▶ **Work to be completed**
Return every record below exactly; leave out the images.

── Material for the task ──

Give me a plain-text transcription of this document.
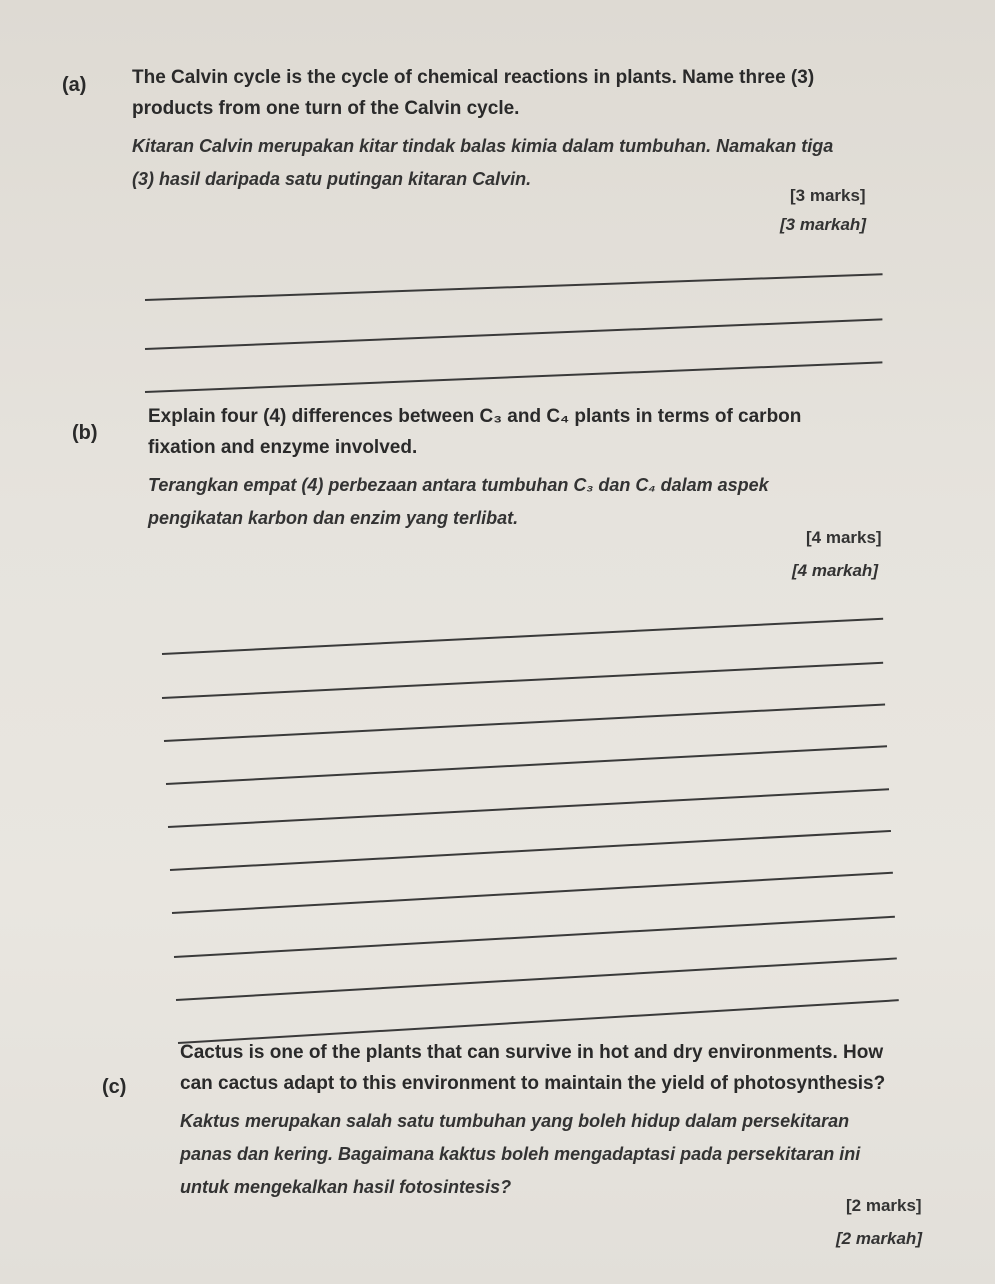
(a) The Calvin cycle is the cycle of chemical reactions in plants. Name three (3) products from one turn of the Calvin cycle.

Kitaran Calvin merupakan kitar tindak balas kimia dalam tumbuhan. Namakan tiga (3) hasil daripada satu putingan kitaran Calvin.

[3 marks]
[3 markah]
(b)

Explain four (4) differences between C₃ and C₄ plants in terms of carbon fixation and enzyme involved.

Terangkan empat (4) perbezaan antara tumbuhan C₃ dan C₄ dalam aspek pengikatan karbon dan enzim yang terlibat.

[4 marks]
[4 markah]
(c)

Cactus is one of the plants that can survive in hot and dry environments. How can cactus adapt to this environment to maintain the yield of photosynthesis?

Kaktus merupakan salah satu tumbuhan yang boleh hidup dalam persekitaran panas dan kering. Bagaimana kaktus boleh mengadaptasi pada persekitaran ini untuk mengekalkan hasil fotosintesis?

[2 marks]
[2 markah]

───

▶ **Completed task**
Give me a plain-text transcription of this document.
(a) The Calvin cycle is the cycle of chemical reactions in plants. Name three (3) products from one turn of the Calvin cycle.

Kitaran Calvin merupakan kitar tindak balas kimia dalam tumbuhan. Namakan tiga (3) hasil daripada satu putingan kitaran Calvin.

[3 marks]
[3 markah]
(b)

Explain four (4) differences between C₃ and C₄ plants in terms of carbon fixation and enzyme involved.

Terangkan empat (4) perbezaan antara tumbuhan C₃ dan C₄ dalam aspek pengikatan karbon dan enzim yang terlibat.

[4 marks]
[4 markah]
(c)

Cactus is one of the plants that can survive in hot and dry environments. How can cactus adapt to this environment to maintain the yield of photosynthesis?

Kaktus merupakan salah satu tumbuhan yang boleh hidup dalam persekitaran panas dan kering. Bagaimana kaktus boleh mengadaptasi pada persekitaran ini untuk mengekalkan hasil fotosintesis?

[2 marks]
[2 markah]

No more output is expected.